+++ Supplied records +++

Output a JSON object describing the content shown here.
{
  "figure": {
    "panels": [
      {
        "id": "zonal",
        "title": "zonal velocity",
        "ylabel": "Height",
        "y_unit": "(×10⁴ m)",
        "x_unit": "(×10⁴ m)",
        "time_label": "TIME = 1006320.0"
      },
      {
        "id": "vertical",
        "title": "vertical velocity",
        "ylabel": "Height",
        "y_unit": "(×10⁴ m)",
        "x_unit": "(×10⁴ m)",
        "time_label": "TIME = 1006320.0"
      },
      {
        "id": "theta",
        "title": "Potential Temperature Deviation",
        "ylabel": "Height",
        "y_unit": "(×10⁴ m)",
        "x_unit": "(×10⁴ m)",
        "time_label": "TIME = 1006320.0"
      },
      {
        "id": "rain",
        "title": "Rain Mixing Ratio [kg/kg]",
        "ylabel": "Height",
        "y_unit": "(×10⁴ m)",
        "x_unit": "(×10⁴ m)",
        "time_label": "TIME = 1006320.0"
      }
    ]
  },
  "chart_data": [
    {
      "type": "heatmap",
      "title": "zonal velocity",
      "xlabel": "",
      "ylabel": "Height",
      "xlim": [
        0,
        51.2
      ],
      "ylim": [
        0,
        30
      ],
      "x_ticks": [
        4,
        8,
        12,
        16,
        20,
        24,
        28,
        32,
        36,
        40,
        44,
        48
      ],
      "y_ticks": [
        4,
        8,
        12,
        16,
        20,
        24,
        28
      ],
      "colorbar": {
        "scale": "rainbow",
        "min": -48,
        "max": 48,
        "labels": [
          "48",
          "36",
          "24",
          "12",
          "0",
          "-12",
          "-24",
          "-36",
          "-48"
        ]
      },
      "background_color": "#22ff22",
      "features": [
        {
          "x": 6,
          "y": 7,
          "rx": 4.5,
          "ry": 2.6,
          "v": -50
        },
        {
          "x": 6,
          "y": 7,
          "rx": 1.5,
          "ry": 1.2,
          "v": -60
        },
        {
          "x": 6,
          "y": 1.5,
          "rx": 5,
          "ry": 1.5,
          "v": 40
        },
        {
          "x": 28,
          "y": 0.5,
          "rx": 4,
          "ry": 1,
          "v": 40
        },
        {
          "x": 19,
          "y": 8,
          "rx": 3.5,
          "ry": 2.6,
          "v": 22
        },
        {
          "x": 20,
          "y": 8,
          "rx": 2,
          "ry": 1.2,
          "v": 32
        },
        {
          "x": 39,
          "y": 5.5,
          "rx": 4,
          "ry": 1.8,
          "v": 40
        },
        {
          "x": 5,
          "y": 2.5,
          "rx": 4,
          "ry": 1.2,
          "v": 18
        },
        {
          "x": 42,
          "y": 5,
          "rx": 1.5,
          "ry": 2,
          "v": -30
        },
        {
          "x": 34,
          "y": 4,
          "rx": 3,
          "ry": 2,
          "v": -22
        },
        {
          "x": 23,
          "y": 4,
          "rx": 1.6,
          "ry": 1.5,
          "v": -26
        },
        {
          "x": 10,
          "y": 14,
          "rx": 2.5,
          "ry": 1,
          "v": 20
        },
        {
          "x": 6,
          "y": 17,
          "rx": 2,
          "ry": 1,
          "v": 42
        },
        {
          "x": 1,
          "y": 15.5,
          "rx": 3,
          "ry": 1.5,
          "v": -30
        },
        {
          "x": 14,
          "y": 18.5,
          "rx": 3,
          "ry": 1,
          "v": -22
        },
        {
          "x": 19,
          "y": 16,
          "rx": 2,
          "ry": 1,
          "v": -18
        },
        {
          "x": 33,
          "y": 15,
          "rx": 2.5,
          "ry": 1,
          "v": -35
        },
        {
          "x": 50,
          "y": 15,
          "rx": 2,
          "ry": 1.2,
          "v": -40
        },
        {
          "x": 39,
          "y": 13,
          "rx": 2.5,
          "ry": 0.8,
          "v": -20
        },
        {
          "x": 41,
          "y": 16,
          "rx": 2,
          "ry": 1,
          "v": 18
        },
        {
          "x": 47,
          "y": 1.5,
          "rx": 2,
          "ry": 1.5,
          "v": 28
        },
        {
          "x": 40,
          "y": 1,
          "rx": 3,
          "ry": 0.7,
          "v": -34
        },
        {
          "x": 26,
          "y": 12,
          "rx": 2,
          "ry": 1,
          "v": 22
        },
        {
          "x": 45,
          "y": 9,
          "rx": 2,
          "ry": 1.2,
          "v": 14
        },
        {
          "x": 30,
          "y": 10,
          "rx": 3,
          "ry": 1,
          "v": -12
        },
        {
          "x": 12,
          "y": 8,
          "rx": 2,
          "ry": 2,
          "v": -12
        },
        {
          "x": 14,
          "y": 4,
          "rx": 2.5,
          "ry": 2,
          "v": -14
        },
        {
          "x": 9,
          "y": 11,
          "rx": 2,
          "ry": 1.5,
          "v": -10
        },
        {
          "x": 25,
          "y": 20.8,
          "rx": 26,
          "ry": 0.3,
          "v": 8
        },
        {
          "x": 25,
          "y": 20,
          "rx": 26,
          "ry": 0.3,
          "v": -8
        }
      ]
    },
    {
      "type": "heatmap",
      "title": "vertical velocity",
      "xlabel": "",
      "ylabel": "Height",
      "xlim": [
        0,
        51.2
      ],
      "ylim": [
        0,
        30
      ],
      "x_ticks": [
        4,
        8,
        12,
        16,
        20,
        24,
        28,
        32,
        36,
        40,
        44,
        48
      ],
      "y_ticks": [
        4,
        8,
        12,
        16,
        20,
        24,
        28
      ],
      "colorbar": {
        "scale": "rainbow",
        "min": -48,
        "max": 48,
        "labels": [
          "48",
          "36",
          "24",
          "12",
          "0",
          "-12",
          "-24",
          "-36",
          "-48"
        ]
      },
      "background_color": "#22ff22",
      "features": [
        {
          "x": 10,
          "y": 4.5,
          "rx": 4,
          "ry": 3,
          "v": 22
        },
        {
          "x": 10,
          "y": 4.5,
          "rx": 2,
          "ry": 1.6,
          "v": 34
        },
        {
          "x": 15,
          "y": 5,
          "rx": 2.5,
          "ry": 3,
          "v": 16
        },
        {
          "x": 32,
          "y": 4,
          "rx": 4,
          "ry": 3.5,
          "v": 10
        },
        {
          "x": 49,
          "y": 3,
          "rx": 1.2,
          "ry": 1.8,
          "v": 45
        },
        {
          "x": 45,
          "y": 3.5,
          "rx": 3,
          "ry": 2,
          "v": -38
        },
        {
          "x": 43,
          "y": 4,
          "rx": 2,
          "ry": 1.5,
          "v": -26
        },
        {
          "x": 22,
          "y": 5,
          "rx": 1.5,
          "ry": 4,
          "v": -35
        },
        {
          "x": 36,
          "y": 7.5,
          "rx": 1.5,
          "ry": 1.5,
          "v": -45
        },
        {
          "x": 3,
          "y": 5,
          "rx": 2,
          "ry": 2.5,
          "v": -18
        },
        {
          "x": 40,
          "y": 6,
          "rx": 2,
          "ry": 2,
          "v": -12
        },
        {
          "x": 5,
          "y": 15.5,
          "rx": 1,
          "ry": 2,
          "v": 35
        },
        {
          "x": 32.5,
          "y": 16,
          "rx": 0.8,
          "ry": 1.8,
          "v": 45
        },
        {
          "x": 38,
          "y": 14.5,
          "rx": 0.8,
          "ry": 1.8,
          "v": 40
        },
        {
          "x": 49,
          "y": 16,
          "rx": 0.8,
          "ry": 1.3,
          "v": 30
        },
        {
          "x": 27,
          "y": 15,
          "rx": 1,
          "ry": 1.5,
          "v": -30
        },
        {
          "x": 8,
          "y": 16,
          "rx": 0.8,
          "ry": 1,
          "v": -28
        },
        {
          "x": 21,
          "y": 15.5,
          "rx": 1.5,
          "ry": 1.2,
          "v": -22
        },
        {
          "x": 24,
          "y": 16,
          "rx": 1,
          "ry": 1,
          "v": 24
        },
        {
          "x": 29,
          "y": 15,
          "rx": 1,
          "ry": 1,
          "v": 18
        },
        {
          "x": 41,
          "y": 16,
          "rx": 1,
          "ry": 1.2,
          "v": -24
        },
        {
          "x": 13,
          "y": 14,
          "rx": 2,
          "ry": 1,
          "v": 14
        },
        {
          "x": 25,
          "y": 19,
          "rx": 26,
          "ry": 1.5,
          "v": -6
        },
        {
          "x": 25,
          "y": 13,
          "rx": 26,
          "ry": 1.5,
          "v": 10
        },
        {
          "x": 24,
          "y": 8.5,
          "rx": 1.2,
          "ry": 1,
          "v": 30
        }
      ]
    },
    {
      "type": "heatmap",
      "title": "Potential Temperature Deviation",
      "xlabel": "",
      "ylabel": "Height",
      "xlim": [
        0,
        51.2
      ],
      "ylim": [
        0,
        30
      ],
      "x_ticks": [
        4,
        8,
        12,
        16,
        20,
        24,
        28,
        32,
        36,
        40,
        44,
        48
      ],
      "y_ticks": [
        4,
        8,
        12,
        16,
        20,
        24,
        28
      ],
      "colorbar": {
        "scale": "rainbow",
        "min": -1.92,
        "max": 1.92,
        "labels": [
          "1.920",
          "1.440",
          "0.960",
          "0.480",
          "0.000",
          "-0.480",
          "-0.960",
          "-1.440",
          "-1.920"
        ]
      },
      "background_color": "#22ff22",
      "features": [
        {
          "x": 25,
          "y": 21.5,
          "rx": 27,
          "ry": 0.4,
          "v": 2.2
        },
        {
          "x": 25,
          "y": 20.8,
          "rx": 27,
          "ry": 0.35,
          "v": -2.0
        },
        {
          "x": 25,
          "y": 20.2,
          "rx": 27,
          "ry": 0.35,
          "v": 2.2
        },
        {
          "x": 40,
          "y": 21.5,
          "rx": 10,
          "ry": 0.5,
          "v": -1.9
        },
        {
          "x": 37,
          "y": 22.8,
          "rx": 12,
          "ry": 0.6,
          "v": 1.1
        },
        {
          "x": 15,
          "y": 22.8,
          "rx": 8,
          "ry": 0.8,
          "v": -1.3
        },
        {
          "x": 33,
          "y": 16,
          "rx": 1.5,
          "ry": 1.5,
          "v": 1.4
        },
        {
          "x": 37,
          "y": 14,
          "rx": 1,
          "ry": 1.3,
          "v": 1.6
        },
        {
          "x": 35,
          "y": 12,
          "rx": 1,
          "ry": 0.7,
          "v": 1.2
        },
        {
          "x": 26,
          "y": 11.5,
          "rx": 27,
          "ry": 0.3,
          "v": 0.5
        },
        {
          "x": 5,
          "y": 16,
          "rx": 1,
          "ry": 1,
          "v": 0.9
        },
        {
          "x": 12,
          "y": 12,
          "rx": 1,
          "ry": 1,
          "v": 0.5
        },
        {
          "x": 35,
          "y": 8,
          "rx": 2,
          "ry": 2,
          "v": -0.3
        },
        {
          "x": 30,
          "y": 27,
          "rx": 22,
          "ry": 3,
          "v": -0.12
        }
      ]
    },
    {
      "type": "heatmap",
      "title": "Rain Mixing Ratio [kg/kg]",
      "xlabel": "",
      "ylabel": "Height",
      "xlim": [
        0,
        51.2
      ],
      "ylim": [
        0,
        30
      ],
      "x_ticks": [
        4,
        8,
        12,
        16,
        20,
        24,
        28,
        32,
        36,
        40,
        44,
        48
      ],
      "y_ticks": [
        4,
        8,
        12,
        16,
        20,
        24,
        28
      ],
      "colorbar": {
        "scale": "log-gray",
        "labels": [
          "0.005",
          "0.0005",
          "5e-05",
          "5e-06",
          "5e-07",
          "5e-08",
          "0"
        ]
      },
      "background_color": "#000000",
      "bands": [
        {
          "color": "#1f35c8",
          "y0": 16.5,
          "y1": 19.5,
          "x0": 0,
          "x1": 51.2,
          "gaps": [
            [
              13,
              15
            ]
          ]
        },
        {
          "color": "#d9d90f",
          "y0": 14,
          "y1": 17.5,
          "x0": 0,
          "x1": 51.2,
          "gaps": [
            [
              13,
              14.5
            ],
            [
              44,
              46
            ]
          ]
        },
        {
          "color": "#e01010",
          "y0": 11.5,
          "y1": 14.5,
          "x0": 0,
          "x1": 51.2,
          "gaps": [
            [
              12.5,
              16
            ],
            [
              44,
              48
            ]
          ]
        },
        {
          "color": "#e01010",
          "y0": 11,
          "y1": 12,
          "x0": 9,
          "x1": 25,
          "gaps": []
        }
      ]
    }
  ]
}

+++

▸ Required task:
Counting only lines of the data above that hold "vertical", report the total and nothing else.

▸ Finished task:
3